- TASK REQUIREMENTS
Copy all the data exactly, except the pictures.

- PROVIDED RECORDS
>>>

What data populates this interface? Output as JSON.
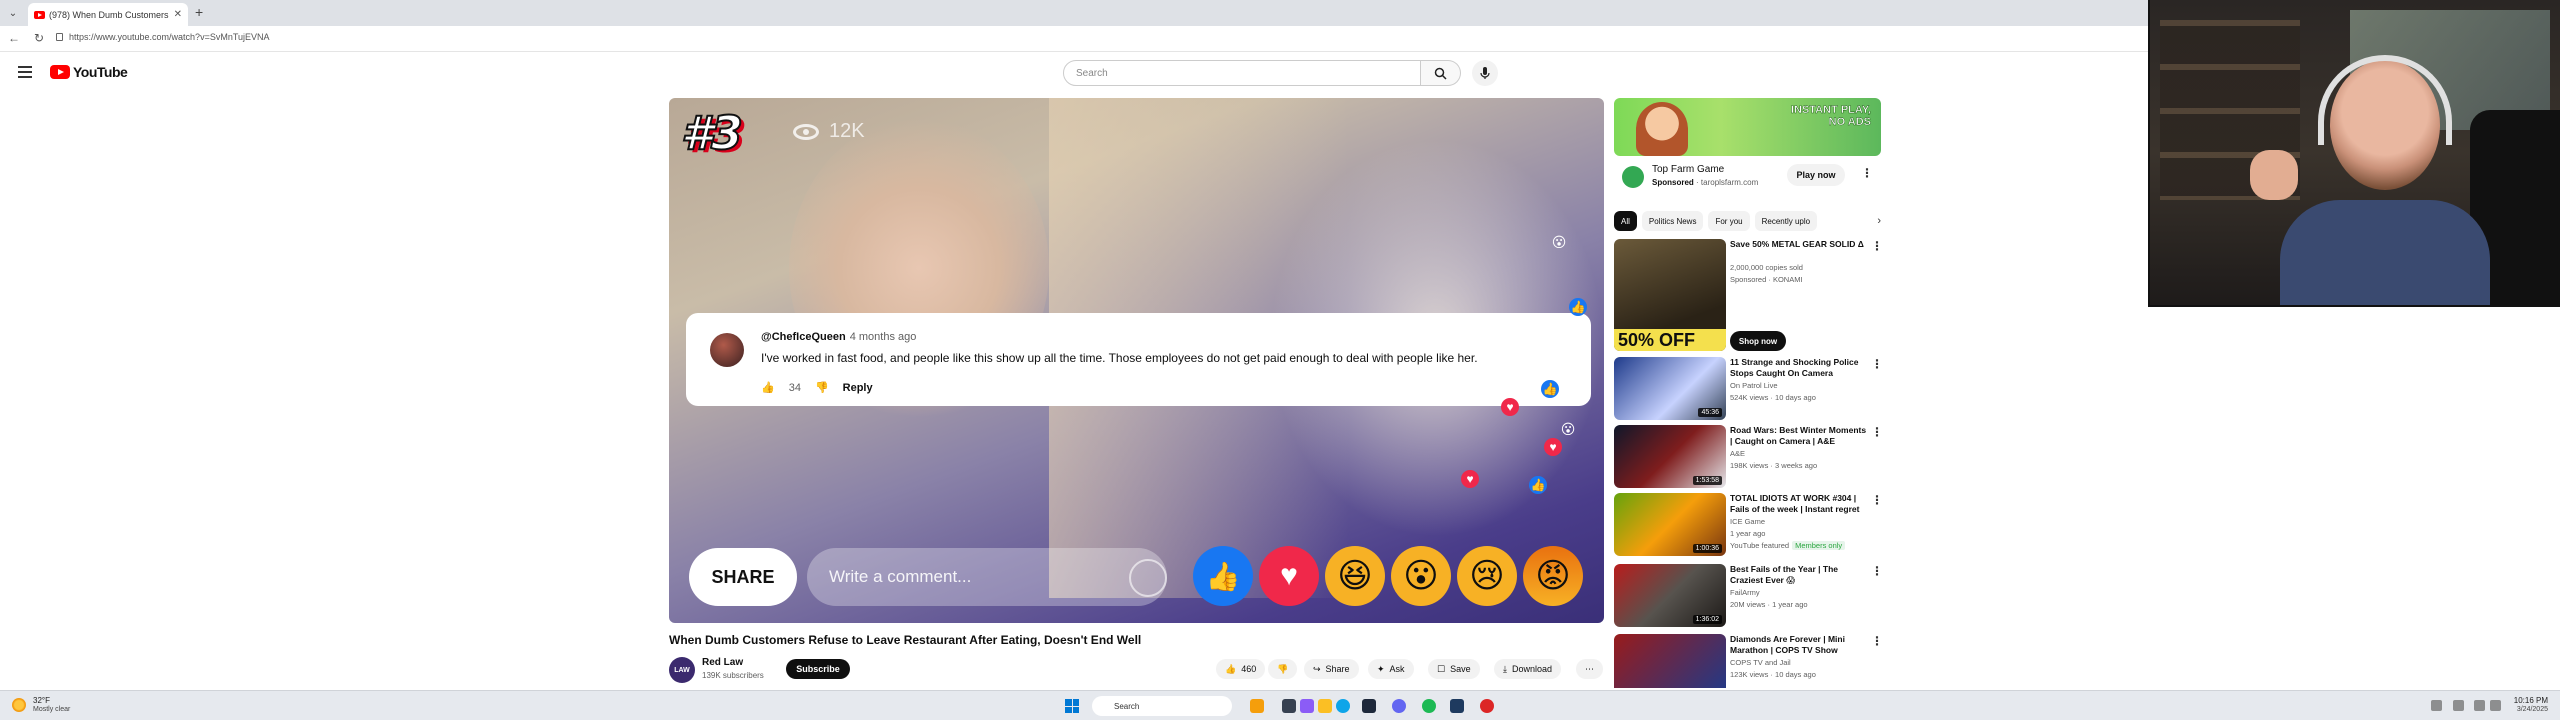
{
  "browser": {
    "tab_title": "(978) When Dumb Customers",
    "url": "https://www.youtube.com/watch?v=SvMnTujEVNA"
  },
  "header": {
    "logo_text": "YouTube",
    "search_placeholder": "Search"
  },
  "player": {
    "rank_badge": "#3",
    "views": "12K",
    "comment": {
      "author": "@ChefIceQueen",
      "time": "4 months ago",
      "text": "I've worked in fast food, and people like this show up all the time. Those employees do not get paid enough to deal with people like her.",
      "likes": "34",
      "reply_label": "Reply"
    },
    "share_label": "SHARE",
    "write_placeholder": "Write a comment..."
  },
  "video": {
    "title": "When Dumb Customers Refuse to Leave Restaurant After Eating, Doesn't End Well",
    "channel": "Red Law",
    "subscribers": "139K subscribers",
    "channel_avatar_text": "LAW",
    "subscribe_label": "Subscribe",
    "likes": "460",
    "share_label": "Share",
    "ask_label": "Ask",
    "save_label": "Save",
    "download_label": "Download"
  },
  "sidebar": {
    "ad": {
      "banner_text": "INSTANT PLAY, NO ADS",
      "name": "Top Farm Game",
      "sponsored": "Sponsored",
      "domain": "· taroplsfarm.com",
      "play_label": "Play now"
    },
    "chips": [
      "All",
      "Politics News",
      "For you",
      "Recently uplo"
    ],
    "recommendations": [
      {
        "title": "Save 50% METAL GEAR SOLID Δ",
        "channel": "2,000,000 copies sold",
        "meta": "Sponsored · KONAMI",
        "extra": "",
        "duration": "",
        "shop_label": "Shop now",
        "off_text": "50% OFF"
      },
      {
        "title": "11 Strange and Shocking Police Stops Caught On Camera",
        "channel": "On Patrol Live",
        "meta": "524K views · 10 days ago",
        "extra": "",
        "duration": "45:36"
      },
      {
        "title": "Road Wars: Best Winter Moments | Caught on Camera | A&E",
        "channel": "A&E",
        "meta": "198K views · 3 weeks ago",
        "extra": "",
        "duration": "1:53:58"
      },
      {
        "title": "TOTAL IDIOTS AT WORK #304 | Fails of the week | Instant regret",
        "channel": "ICE Game",
        "meta": "1 year ago",
        "extra": "YouTube featured",
        "members": "Members only",
        "duration": "1:00:36"
      },
      {
        "title": "Best Fails of the Year | The Craziest Ever 😱",
        "channel": "FailArmy",
        "meta": "20M views · 1 year ago",
        "extra": "",
        "duration": "1:36:02"
      },
      {
        "title": "Diamonds Are Forever | Mini Marathon | COPS TV Show",
        "channel": "COPS TV and Jail",
        "meta": "123K views · 10 days ago",
        "extra": "",
        "duration": ""
      }
    ]
  },
  "taskbar": {
    "temp": "32°F",
    "weather": "Mostly clear",
    "search_placeholder": "Search",
    "time": "10:16 PM",
    "date": "3/24/2025"
  },
  "colors": {
    "youtube_red": "#ff0000",
    "like_blue": "#1877f2",
    "love_red": "#f0284a"
  }
}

<<<

- OUTPUT FOR THIS TASK
What data populates this interface? Output as JSON.
{
  "browser": {
    "tab_title": "(978) When Dumb Customers",
    "url": "https://www.youtube.com/watch?v=SvMnTujEVNA"
  },
  "header": {
    "logo_text": "YouTube",
    "search_placeholder": "Search"
  },
  "player": {
    "rank_badge": "#3",
    "views": "12K",
    "comment": {
      "author": "@ChefIceQueen",
      "time": "4 months ago",
      "text": "I've worked in fast food, and people like this show up all the time. Those employees do not get paid enough to deal with people like her.",
      "likes": "34",
      "reply_label": "Reply"
    },
    "share_label": "SHARE",
    "write_placeholder": "Write a comment..."
  },
  "video": {
    "title": "When Dumb Customers Refuse to Leave Restaurant After Eating, Doesn't End Well",
    "channel": "Red Law",
    "subscribers": "139K subscribers",
    "channel_avatar_text": "LAW",
    "subscribe_label": "Subscribe",
    "likes": "460",
    "share_label": "Share",
    "ask_label": "Ask",
    "save_label": "Save",
    "download_label": "Download"
  },
  "sidebar": {
    "ad": {
      "banner_text": "INSTANT PLAY, NO ADS",
      "name": "Top Farm Game",
      "sponsored": "Sponsored",
      "domain": "· taroplsfarm.com",
      "play_label": "Play now"
    },
    "chips": [
      "All",
      "Politics News",
      "For you",
      "Recently uplo"
    ],
    "recommendations": [
      {
        "title": "Save 50% METAL GEAR SOLID Δ",
        "channel": "2,000,000 copies sold",
        "meta": "Sponsored · KONAMI",
        "extra": "",
        "duration": "",
        "shop_label": "Shop now",
        "off_text": "50% OFF"
      },
      {
        "title": "11 Strange and Shocking Police Stops Caught On Camera",
        "channel": "On Patrol Live",
        "meta": "524K views · 10 days ago",
        "extra": "",
        "duration": "45:36"
      },
      {
        "title": "Road Wars: Best Winter Moments | Caught on Camera | A&E",
        "channel": "A&E",
        "meta": "198K views · 3 weeks ago",
        "extra": "",
        "duration": "1:53:58"
      },
      {
        "title": "TOTAL IDIOTS AT WORK #304 | Fails of the week | Instant regret",
        "channel": "ICE Game",
        "meta": "1 year ago",
        "extra": "YouTube featured",
        "members": "Members only",
        "duration": "1:00:36"
      },
      {
        "title": "Best Fails of the Year | The Craziest Ever 😱",
        "channel": "FailArmy",
        "meta": "20M views · 1 year ago",
        "extra": "",
        "duration": "1:36:02"
      },
      {
        "title": "Diamonds Are Forever | Mini Marathon | COPS TV Show",
        "channel": "COPS TV and Jail",
        "meta": "123K views · 10 days ago",
        "extra": "",
        "duration": ""
      }
    ]
  },
  "taskbar": {
    "temp": "32°F",
    "weather": "Mostly clear",
    "search_placeholder": "Search",
    "time": "10:16 PM",
    "date": "3/24/2025"
  },
  "colors": {
    "youtube_red": "#ff0000",
    "like_blue": "#1877f2",
    "love_red": "#f0284a"
  }
}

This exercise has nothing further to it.